Information provided:
* * * * * * * * *

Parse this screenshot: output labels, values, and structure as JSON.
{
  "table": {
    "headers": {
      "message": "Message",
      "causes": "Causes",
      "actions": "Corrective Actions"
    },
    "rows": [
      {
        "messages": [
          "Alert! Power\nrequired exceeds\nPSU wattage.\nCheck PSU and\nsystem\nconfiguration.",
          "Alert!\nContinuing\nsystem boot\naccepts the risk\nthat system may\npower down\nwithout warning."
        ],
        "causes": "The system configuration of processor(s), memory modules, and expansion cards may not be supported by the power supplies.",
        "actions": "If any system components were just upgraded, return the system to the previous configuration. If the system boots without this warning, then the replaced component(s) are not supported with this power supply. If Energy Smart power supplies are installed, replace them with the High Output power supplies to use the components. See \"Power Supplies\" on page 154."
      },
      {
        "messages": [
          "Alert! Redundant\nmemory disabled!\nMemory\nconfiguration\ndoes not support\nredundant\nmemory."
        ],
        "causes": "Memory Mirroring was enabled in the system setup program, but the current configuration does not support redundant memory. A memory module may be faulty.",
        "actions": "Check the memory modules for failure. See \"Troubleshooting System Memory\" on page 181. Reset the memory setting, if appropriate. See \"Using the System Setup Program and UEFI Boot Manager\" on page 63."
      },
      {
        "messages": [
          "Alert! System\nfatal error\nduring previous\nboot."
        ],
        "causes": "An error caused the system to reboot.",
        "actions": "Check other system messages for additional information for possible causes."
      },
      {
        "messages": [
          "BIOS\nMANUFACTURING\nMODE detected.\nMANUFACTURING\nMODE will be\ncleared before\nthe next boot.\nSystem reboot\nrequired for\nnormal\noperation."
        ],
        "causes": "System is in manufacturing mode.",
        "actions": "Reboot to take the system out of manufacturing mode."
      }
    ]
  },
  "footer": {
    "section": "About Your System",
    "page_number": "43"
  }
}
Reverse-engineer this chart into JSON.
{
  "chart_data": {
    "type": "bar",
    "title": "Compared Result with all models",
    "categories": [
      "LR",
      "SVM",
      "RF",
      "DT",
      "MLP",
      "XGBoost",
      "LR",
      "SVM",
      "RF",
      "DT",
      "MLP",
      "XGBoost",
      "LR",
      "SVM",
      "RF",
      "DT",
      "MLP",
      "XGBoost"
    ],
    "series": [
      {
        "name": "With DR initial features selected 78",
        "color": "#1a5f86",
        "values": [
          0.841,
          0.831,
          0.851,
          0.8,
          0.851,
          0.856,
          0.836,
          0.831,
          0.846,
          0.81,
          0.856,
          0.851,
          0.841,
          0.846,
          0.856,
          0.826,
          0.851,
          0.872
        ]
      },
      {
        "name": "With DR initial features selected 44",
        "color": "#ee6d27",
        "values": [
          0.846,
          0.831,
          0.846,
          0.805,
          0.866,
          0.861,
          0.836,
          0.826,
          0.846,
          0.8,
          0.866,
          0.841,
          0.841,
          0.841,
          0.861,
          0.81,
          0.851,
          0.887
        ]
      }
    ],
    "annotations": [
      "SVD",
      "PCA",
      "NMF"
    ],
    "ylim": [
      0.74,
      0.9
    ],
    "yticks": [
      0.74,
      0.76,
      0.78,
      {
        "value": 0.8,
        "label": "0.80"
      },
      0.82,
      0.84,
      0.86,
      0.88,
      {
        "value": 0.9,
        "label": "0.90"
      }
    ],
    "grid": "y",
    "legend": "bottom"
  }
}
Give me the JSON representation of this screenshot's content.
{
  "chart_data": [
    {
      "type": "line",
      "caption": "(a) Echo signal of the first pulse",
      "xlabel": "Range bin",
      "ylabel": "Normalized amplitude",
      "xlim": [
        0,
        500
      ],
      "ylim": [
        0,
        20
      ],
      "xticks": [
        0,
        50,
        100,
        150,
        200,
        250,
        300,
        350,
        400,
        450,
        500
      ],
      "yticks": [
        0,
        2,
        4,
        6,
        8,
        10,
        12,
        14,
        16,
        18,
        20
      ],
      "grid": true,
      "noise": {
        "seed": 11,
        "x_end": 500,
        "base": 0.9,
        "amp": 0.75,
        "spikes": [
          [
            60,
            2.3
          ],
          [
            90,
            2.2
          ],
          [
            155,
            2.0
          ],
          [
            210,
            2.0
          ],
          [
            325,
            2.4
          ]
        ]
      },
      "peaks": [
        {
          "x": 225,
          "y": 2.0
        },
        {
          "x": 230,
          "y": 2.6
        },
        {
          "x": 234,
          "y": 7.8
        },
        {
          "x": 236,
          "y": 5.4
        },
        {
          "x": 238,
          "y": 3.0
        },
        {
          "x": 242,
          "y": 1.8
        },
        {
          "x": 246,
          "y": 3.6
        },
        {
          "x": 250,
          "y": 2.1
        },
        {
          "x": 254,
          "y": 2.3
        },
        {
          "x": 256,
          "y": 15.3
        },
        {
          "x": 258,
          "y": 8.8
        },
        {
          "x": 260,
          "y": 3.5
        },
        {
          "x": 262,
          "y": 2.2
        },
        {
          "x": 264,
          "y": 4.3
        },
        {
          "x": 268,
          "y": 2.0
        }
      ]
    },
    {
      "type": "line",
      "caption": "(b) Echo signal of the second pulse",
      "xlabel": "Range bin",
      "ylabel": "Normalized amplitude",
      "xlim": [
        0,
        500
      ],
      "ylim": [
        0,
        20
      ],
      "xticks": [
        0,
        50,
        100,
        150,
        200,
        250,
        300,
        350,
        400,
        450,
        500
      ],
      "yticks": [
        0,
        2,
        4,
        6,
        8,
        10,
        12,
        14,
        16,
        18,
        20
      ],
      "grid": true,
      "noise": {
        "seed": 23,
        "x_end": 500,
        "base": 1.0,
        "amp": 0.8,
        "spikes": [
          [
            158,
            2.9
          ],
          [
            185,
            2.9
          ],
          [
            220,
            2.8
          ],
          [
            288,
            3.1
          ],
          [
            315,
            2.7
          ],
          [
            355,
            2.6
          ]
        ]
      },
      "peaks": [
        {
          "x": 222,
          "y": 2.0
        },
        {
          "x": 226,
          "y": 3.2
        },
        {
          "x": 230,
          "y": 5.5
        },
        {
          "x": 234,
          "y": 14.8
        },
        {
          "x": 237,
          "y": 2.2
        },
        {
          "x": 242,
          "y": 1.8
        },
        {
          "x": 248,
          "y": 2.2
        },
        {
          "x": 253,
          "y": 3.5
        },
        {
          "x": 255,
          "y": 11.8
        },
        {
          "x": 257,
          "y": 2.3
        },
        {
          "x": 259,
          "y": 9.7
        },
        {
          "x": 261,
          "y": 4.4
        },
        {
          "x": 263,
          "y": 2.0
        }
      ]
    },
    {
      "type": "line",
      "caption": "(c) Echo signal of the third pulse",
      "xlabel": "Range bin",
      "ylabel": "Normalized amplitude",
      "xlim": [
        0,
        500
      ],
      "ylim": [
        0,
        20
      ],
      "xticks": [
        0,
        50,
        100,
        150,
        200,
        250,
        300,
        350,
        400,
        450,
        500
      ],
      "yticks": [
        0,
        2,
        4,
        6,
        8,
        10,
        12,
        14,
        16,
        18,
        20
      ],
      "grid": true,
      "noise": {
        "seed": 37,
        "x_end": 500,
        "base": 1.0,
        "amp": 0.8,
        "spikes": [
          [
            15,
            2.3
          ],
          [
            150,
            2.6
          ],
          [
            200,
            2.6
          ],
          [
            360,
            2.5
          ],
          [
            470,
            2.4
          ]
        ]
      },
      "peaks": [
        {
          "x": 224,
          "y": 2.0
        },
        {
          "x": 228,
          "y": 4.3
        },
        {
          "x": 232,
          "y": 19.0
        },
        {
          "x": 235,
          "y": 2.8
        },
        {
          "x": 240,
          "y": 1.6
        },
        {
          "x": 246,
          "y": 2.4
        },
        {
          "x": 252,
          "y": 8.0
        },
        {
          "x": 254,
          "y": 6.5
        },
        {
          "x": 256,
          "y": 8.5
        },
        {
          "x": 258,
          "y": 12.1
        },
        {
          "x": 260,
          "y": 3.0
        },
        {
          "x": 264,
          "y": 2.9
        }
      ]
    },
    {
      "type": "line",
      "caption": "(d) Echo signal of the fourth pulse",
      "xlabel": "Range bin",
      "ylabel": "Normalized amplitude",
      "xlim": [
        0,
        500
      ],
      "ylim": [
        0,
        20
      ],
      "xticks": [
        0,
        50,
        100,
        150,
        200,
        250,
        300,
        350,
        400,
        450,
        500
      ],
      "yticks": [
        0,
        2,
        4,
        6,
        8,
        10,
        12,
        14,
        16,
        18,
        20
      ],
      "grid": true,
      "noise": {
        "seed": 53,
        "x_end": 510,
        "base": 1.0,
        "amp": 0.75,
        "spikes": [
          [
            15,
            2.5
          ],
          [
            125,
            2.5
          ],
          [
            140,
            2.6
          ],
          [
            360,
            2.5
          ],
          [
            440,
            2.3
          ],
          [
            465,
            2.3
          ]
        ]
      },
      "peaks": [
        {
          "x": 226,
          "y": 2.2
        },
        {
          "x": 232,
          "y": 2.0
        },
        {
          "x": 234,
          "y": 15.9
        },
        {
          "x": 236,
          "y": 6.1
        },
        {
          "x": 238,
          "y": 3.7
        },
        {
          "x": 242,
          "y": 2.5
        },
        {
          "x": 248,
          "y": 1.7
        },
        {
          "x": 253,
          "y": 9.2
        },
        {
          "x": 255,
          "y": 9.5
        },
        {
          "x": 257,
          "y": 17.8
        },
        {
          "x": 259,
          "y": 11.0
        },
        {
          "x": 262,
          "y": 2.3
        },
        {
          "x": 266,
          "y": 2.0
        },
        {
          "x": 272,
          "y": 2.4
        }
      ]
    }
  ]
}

* * * * * * * * *

Task instructions: Search the data above for lines holding "supported" and copy each of them.

Exercise response:
        "causes": "The system configuration of processor(s), memory modules, and expansion cards may not be supported by the power supplies.",
        "actions": "If any system components were just upgraded, return the system to the previous configuration. If the system boots without this warning, then the replaced component(s) are not supported with this power supply. If Energy Smart power supplies are installed, replace them with the High Output power supplies to use the components. See \"Power Supplies\" on page 154."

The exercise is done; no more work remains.